• [Short task]:
In the listing below, find every line containing "规范解答" and copy it out.
-*-
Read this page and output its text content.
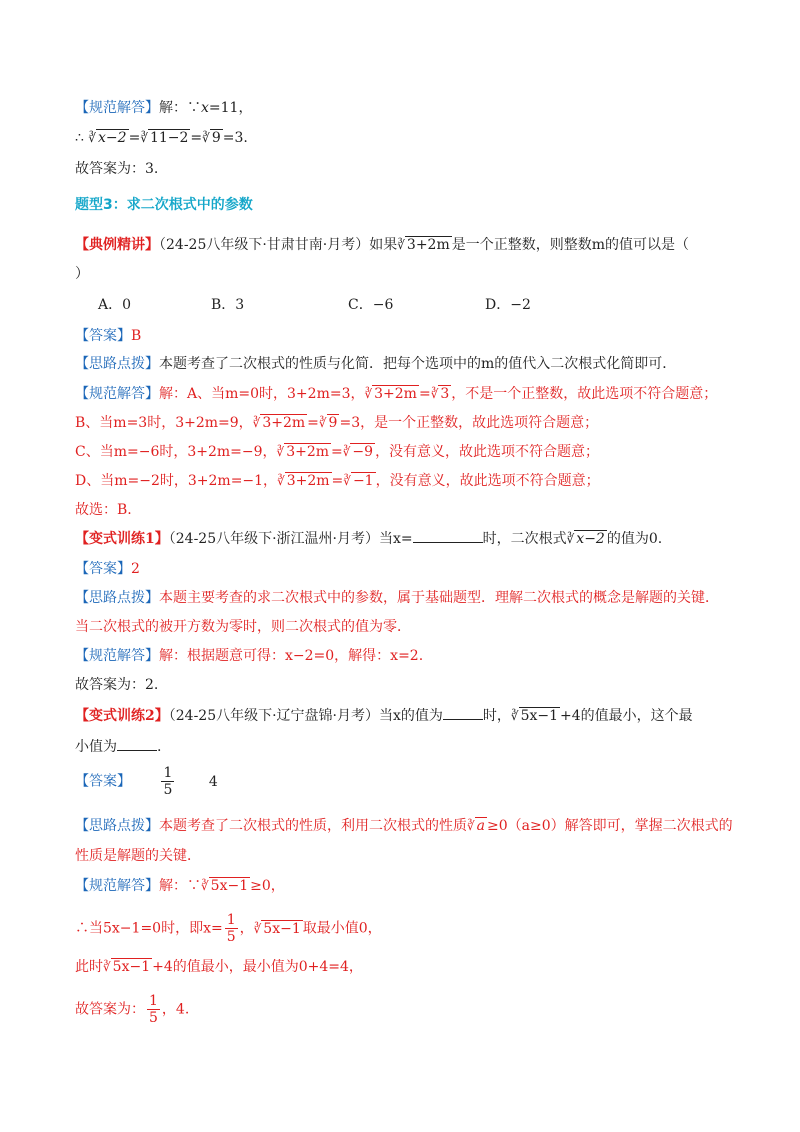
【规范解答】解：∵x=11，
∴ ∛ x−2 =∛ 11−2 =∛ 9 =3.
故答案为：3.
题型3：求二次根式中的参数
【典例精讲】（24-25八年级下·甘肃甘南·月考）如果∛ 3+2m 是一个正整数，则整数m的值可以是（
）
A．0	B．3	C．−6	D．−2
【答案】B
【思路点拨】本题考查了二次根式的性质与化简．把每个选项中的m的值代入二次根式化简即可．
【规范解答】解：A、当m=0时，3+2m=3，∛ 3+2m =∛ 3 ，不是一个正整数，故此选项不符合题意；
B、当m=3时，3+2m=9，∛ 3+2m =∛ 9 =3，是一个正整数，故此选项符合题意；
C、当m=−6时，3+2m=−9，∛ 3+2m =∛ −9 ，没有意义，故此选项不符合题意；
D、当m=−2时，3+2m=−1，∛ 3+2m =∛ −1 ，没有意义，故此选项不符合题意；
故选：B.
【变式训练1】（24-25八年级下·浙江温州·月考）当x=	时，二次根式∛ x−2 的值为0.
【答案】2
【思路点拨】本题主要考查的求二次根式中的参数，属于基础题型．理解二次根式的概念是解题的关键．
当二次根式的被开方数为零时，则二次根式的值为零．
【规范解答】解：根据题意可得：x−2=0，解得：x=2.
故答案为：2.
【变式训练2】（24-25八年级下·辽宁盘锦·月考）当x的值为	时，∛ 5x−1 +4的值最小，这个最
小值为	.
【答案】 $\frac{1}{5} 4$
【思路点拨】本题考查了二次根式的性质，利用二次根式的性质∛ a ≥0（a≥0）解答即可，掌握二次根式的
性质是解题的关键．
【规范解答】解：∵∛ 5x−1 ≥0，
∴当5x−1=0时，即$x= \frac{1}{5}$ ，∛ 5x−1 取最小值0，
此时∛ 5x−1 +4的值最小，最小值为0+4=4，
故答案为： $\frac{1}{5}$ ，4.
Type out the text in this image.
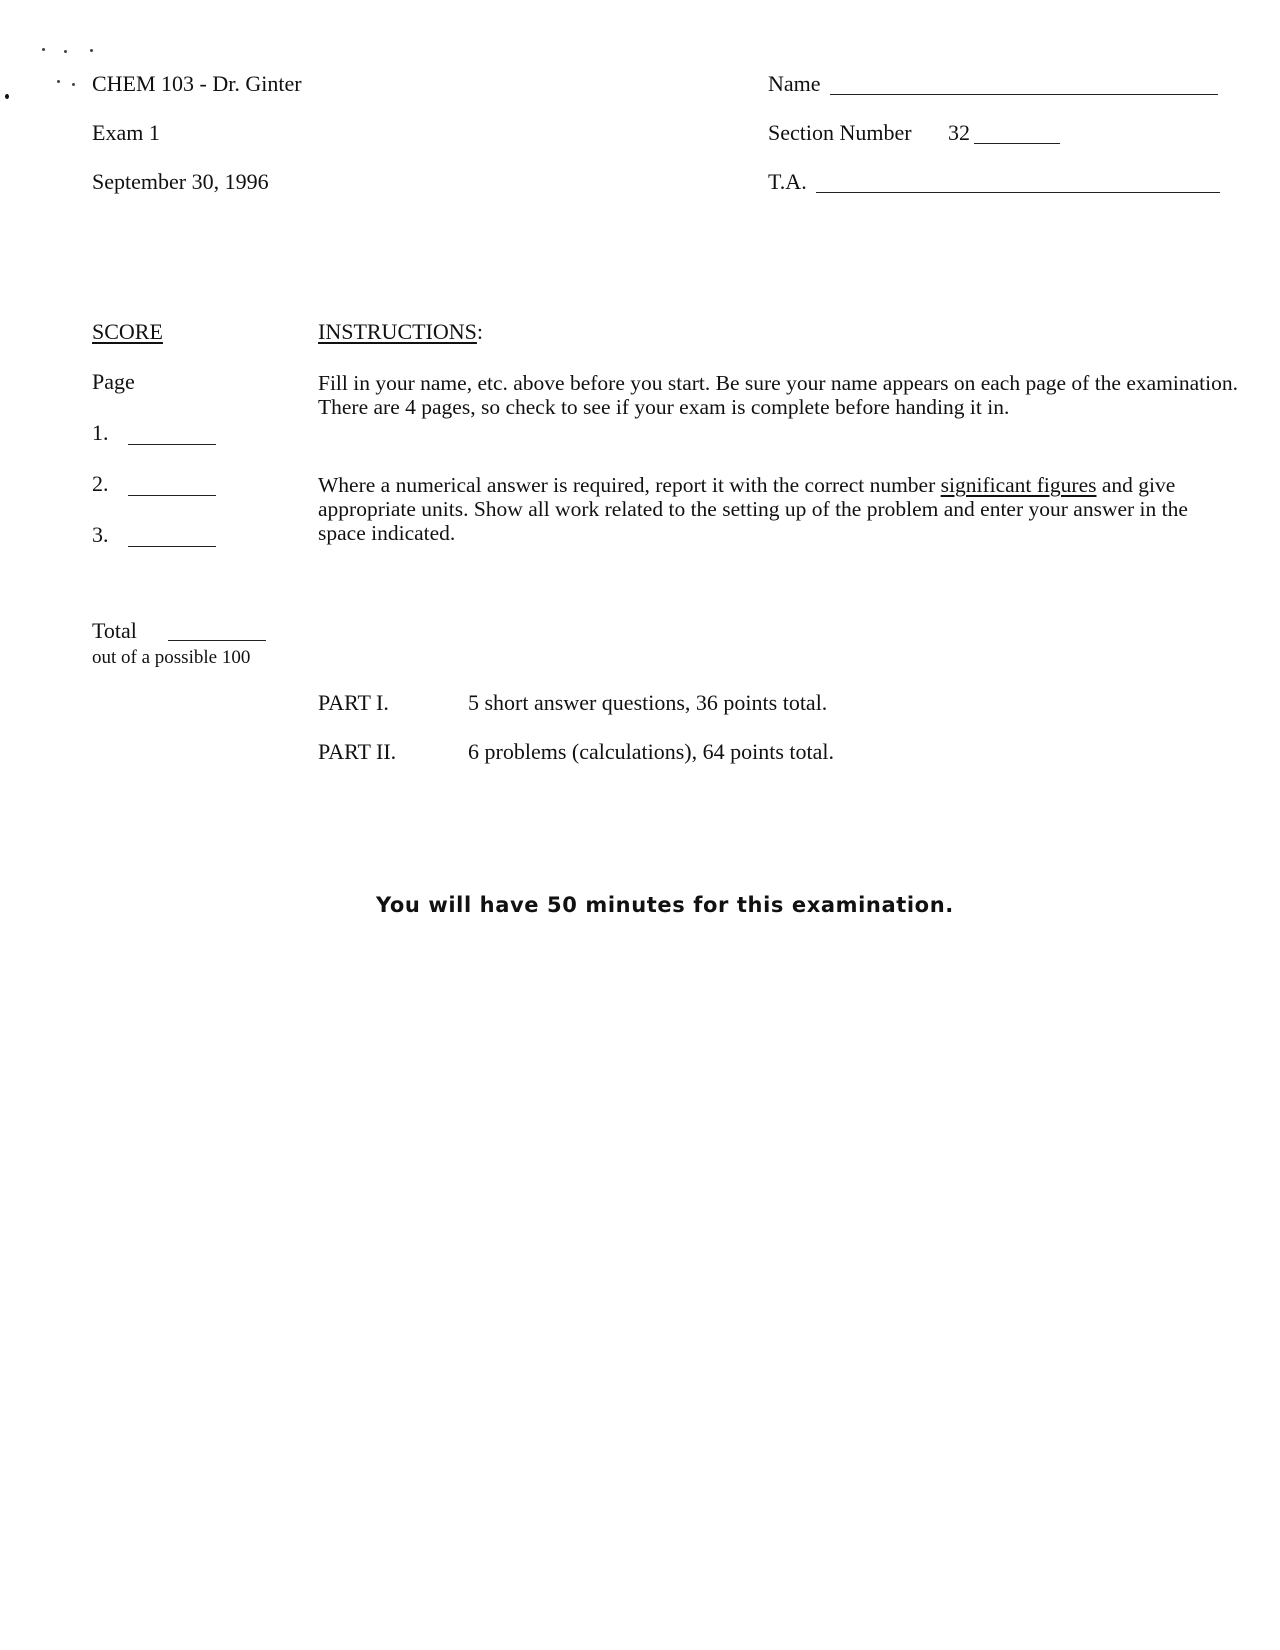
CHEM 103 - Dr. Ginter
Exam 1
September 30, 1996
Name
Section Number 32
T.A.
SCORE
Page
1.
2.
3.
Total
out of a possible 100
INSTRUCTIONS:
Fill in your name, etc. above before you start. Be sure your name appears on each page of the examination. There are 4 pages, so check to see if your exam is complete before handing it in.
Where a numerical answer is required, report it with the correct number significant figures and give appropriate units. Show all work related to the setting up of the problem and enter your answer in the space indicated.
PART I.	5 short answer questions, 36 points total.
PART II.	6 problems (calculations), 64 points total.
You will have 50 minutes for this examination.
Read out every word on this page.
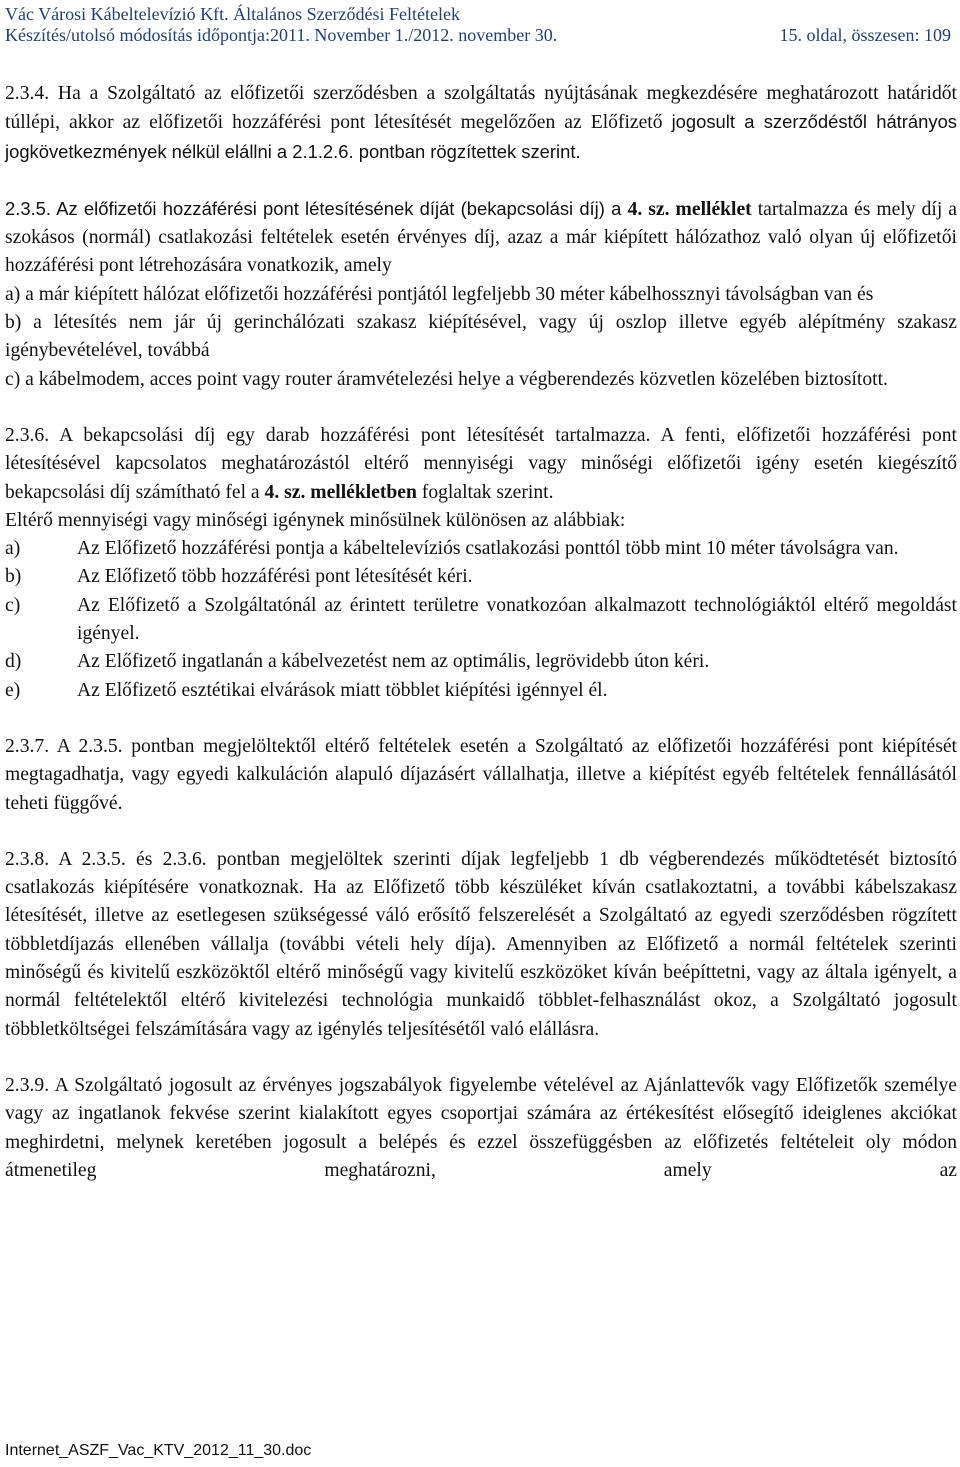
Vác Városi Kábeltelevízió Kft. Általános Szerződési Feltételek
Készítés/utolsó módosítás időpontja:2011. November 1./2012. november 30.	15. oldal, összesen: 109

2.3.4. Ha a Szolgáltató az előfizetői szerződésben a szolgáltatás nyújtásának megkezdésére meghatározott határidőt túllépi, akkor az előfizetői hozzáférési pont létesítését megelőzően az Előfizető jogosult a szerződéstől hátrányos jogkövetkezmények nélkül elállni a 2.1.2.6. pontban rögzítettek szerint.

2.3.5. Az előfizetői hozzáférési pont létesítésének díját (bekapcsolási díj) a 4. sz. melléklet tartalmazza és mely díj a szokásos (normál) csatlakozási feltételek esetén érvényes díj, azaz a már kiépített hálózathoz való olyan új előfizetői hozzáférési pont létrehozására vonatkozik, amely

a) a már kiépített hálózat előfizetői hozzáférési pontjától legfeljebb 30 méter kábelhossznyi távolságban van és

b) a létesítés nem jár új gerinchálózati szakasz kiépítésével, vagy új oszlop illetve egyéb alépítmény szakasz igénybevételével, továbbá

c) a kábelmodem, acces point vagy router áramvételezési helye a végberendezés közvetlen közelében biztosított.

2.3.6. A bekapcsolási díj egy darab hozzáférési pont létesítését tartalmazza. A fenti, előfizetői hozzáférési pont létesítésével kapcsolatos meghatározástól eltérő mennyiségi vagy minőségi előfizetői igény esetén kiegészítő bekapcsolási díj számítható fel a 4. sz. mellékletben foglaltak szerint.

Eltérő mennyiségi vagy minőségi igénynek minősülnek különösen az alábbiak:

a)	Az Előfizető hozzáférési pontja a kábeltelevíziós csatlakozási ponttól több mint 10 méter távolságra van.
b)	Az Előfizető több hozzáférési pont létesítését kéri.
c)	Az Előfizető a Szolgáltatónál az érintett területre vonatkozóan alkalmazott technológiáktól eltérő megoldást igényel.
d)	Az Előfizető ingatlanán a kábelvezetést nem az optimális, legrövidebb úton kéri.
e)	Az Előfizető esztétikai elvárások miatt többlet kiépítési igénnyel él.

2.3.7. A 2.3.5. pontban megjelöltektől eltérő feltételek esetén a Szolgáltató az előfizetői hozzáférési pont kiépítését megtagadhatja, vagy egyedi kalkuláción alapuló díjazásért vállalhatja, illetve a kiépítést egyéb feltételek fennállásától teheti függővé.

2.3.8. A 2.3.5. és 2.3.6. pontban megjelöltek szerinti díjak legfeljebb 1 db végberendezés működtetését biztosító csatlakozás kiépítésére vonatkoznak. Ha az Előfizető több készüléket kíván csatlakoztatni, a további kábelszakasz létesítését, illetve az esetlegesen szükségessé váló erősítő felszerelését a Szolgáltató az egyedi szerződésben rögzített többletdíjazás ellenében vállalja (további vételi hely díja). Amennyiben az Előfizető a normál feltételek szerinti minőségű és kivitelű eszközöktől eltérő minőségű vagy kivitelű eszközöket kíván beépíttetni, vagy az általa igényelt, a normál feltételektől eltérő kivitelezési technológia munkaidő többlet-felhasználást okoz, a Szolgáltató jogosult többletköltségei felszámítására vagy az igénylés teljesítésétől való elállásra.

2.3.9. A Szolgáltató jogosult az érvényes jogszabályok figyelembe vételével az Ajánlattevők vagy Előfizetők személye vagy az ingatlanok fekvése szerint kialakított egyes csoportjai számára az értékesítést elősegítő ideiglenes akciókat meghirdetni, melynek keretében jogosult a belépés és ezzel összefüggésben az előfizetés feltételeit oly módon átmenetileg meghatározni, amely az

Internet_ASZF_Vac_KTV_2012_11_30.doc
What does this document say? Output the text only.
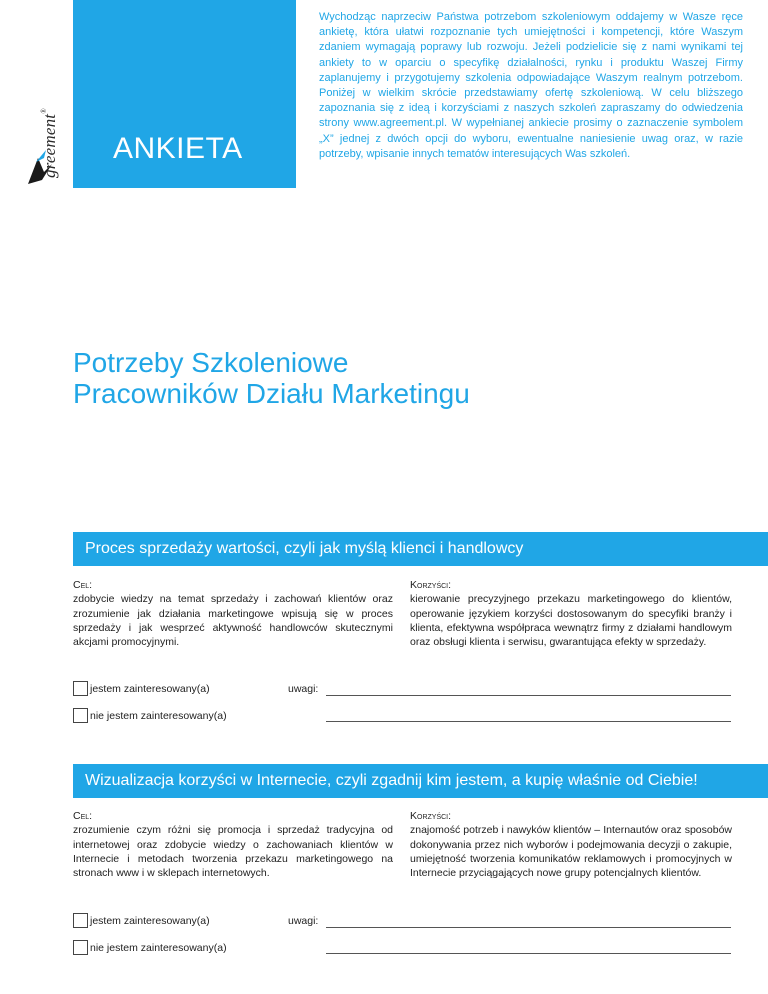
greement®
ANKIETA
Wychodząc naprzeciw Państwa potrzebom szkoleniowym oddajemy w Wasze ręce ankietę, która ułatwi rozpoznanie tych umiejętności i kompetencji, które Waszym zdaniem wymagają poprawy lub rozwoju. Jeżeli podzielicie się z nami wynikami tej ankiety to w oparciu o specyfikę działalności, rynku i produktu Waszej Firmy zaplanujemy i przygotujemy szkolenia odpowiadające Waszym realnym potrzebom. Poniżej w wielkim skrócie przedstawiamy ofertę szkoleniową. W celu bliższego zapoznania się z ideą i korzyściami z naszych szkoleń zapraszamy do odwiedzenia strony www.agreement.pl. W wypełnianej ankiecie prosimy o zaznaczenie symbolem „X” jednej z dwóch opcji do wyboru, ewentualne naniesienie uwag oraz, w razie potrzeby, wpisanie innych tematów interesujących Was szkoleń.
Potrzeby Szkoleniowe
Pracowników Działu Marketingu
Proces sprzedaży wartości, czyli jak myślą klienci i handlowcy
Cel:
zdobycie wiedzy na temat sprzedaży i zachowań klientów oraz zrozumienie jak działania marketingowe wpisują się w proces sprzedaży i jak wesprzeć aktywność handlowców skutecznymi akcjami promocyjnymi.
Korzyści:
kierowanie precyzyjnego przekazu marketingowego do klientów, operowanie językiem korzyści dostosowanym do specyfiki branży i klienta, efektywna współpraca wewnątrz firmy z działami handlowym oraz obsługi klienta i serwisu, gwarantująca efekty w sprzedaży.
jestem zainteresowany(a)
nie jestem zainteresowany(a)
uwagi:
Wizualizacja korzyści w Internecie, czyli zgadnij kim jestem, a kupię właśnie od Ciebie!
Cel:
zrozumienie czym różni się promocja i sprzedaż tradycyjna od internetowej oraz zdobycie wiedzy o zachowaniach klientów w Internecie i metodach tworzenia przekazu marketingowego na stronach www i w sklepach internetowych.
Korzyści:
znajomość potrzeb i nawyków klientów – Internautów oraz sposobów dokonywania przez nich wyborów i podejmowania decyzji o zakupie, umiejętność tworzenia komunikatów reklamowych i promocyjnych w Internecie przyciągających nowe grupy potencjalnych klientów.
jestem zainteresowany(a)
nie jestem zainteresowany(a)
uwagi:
-*-
• [Solution to this exercise]:
【规范解答】解：∵x=11，
【规范解答】解：A、当m=0时，3+2m=3，∛ 3+2m =∛ 3 ，不是一个正整数，故此选项不符合题意；
【规范解答】解：根据题意可得：x−2=0，解得：x=2.
【规范解答】解：∵∛ 5x−1 ≥0，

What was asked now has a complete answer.